** Description of the task **
Can the data below be echoed back word for word?

** Data supplied **
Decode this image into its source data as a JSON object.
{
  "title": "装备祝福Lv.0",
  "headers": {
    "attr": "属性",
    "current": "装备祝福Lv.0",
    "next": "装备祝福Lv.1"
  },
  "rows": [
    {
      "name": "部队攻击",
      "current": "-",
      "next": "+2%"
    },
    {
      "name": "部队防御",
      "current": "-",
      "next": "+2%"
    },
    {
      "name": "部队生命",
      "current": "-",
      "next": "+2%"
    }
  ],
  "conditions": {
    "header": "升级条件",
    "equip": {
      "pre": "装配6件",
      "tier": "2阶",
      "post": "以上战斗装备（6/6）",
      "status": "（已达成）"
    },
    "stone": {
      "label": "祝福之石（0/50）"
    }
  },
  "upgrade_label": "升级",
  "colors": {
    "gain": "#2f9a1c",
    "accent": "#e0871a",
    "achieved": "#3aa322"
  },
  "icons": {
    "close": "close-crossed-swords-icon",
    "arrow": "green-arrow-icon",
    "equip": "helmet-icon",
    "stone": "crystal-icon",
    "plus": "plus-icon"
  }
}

** Worked answer **
Decode this image into its source data as a JSON object.
{
  "title": "装备祝福Lv.0",
  "headers": {
    "attr": "属性",
    "current": "装备祝福Lv.0",
    "next": "装备祝福Lv.1"
  },
  "rows": [
    {
      "name": "部队攻击",
      "current": "-",
      "next": "+2%"
    },
    {
      "name": "部队防御",
      "current": "-",
      "next": "+2%"
    },
    {
      "name": "部队生命",
      "current": "-",
      "next": "+2%"
    }
  ],
  "conditions": {
    "header": "升级条件",
    "equip": {
      "pre": "装配6件",
      "tier": "2阶",
      "post": "以上战斗装备（6/6）",
      "status": "（已达成）"
    },
    "stone": {
      "label": "祝福之石（0/50）"
    }
  },
  "upgrade_label": "升级",
  "colors": {
    "gain": "#2f9a1c",
    "accent": "#e0871a",
    "achieved": "#3aa322"
  },
  "icons": {
    "close": "close-crossed-swords-icon",
    "arrow": "green-arrow-icon",
    "equip": "helmet-icon",
    "stone": "crystal-icon",
    "plus": "plus-icon"
  }
}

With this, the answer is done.